▶ **Instruction**
In your copy, repeat the records exactly and leave out the pictures.

--- Begin Provided data ---

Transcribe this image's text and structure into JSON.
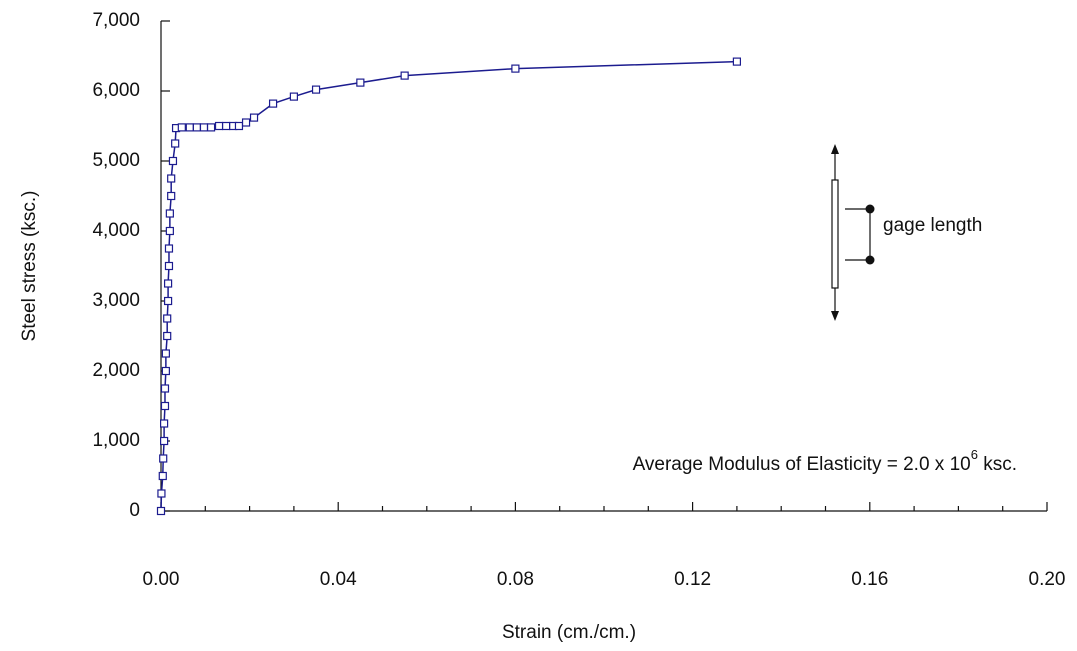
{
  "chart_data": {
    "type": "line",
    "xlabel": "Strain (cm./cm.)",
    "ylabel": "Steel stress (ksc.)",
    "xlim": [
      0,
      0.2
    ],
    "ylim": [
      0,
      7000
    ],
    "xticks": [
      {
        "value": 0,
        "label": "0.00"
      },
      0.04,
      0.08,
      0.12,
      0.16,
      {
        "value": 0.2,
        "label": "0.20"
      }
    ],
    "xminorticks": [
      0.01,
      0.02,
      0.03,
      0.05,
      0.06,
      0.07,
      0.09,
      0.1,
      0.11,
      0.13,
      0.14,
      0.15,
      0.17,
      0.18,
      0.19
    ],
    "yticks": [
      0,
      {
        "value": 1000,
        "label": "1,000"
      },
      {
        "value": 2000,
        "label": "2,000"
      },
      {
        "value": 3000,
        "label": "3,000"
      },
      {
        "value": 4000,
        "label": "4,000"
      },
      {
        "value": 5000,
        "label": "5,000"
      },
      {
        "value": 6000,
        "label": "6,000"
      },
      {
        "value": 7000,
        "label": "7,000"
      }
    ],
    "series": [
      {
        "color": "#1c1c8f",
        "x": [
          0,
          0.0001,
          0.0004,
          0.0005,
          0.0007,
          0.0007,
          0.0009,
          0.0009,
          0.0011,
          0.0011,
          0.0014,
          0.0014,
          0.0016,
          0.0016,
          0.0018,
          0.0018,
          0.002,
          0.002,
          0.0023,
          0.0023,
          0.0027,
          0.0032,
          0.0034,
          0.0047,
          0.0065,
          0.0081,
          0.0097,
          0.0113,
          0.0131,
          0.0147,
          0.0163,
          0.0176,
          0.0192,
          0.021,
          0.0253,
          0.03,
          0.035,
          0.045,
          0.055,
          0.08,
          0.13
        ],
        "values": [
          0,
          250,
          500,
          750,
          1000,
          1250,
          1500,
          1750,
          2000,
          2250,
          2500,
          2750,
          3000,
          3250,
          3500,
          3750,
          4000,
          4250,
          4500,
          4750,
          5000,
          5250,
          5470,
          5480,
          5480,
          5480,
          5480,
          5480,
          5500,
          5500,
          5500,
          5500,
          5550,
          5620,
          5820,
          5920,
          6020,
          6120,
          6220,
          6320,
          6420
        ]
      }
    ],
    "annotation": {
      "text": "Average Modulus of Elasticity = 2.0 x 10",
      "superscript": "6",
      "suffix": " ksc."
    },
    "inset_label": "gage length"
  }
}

--- End Provided data ---

▶ **Output of the exercise**
Transcribe this image's text and structure into JSON.
{
  "chart_data": {
    "type": "line",
    "xlabel": "Strain (cm./cm.)",
    "ylabel": "Steel stress (ksc.)",
    "xlim": [
      0,
      0.2
    ],
    "ylim": [
      0,
      7000
    ],
    "xticks": [
      {
        "value": 0,
        "label": "0.00"
      },
      0.04,
      0.08,
      0.12,
      0.16,
      {
        "value": 0.2,
        "label": "0.20"
      }
    ],
    "xminorticks": [
      0.01,
      0.02,
      0.03,
      0.05,
      0.06,
      0.07,
      0.09,
      0.1,
      0.11,
      0.13,
      0.14,
      0.15,
      0.17,
      0.18,
      0.19
    ],
    "yticks": [
      0,
      {
        "value": 1000,
        "label": "1,000"
      },
      {
        "value": 2000,
        "label": "2,000"
      },
      {
        "value": 3000,
        "label": "3,000"
      },
      {
        "value": 4000,
        "label": "4,000"
      },
      {
        "value": 5000,
        "label": "5,000"
      },
      {
        "value": 6000,
        "label": "6,000"
      },
      {
        "value": 7000,
        "label": "7,000"
      }
    ],
    "series": [
      {
        "color": "#1c1c8f",
        "x": [
          0,
          0.0001,
          0.0004,
          0.0005,
          0.0007,
          0.0007,
          0.0009,
          0.0009,
          0.0011,
          0.0011,
          0.0014,
          0.0014,
          0.0016,
          0.0016,
          0.0018,
          0.0018,
          0.002,
          0.002,
          0.0023,
          0.0023,
          0.0027,
          0.0032,
          0.0034,
          0.0047,
          0.0065,
          0.0081,
          0.0097,
          0.0113,
          0.0131,
          0.0147,
          0.0163,
          0.0176,
          0.0192,
          0.021,
          0.0253,
          0.03,
          0.035,
          0.045,
          0.055,
          0.08,
          0.13
        ],
        "values": [
          0,
          250,
          500,
          750,
          1000,
          1250,
          1500,
          1750,
          2000,
          2250,
          2500,
          2750,
          3000,
          3250,
          3500,
          3750,
          4000,
          4250,
          4500,
          4750,
          5000,
          5250,
          5470,
          5480,
          5480,
          5480,
          5480,
          5480,
          5500,
          5500,
          5500,
          5500,
          5550,
          5620,
          5820,
          5920,
          6020,
          6120,
          6220,
          6320,
          6420
        ]
      }
    ],
    "annotation": {
      "text": "Average Modulus of Elasticity = 2.0 x 10",
      "superscript": "6",
      "suffix": " ksc."
    },
    "inset_label": "gage length"
  }
}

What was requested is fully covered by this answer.